--- Begin DATA ROWS ---

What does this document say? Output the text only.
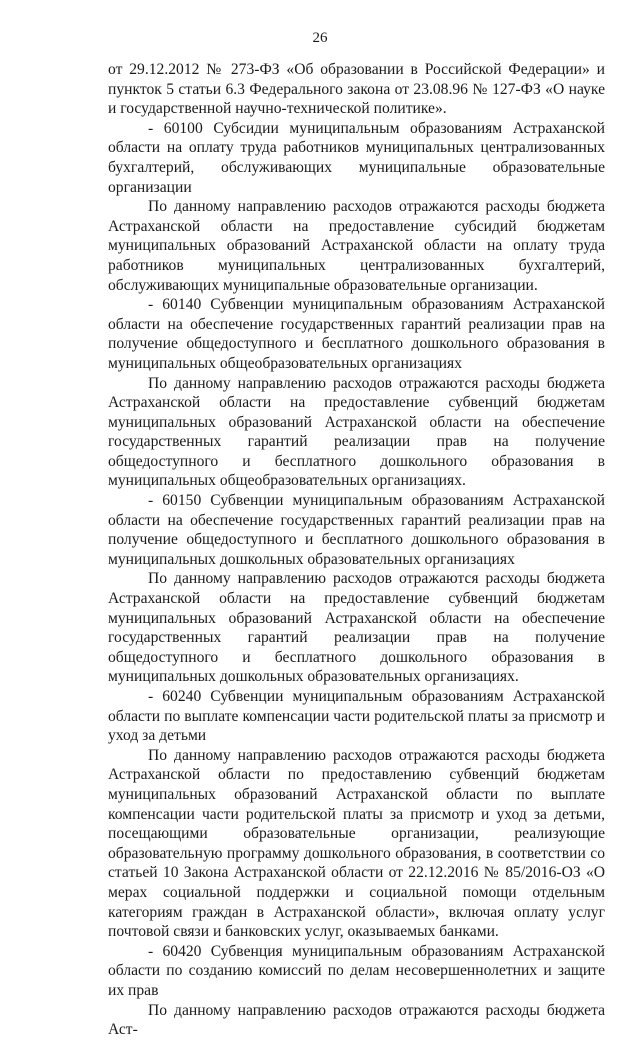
26

от 29.12.2012 № 273-ФЗ «Об образовании в Российской Федерации» и пункток 5 статьи 6.3 Федерального закона от 23.08.96 № 127-ФЗ «О науке и государственной научно-технической политике».

- 60100 Субсидии муниципальным образованиям Астраханской области на оплату труда работников муниципальных централизованных бухгалтерий, обслуживающих муниципальные образовательные организации

По данному направлению расходов отражаются расходы бюджета Астраханской области на предоставление субсидий бюджетам муниципальных образований Астраханской области на оплату труда работников муниципальных централизованных бухгалтерий, обслуживающих муниципальные образовательные организации.

- 60140 Субвенции муниципальным образованиям Астраханской области на обеспечение государственных гарантий реализации прав на получение общедоступного и бесплатного дошкольного образования в муниципальных общеобразовательных организациях

По данному направлению расходов отражаются расходы бюджета Астраханской области на предоставление субвенций бюджетам муниципальных образований Астраханской области на обеспечение государственных гарантий реализации прав на получение общедоступного и бесплатного дошкольного образования в муниципальных общеобразовательных организациях.

- 60150 Субвенции муниципальным образованиям Астраханской области на обеспечение государственных гарантий реализации прав на получение общедоступного и бесплатного дошкольного образования в муниципальных дошкольных образовательных организациях

По данному направлению расходов отражаются расходы бюджета Астраханской области на предоставление субвенций бюджетам муниципальных образований Астраханской области на обеспечение государственных гарантий реализации прав на получение общедоступного и бесплатного дошкольного образования в муниципальных дошкольных образовательных организациях.

- 60240 Субвенции муниципальным образованиям Астраханской области по выплате компенсации части родительской платы за присмотр и уход за детьми

По данному направлению расходов отражаются расходы бюджета Астраханской области по предоставлению субвенций бюджетам муниципальных образований Астраханской области по выплате компенсации части родительской платы за присмотр и уход за детьми, посещающими образовательные организации, реализующие образовательную программу дошкольного образования, в соответствии со статьей 10 Закона Астраханской области от 22.12.2016 № 85/2016-ОЗ «О мерах социальной поддержки и социальной помощи отдельным категориям граждан в Астраханской области», включая оплату услуг почтовой связи и банковских услуг, оказываемых банками.

- 60420 Субвенция муниципальным образованиям Астраханской области по созданию комиссий по делам несовершеннолетних и защите их прав

По данному направлению расходов отражаются расходы бюджета Аст-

--- End DATA ROWS ---

TO DO: Search the data above for the word "Субвенции", then gather each line in which it appears.

EXPECTED ANSWER:
- 60140 Субвенции муниципальным образованиям Астраханской области на обеспечение государственных гарантий реализации прав на получение общедоступного и бесплатного дошкольного образования в муниципальных общеобразовательных организациях
- 60150 Субвенции муниципальным образованиям Астраханской области на обеспечение государственных гарантий реализации прав на получение общедоступного и бесплатного дошкольного образования в муниципальных дошкольных образовательных организациях
- 60240 Субвенции муниципальным образованиям Астраханской области по выплате компенсации части родительской платы за присмотр и уход за детьми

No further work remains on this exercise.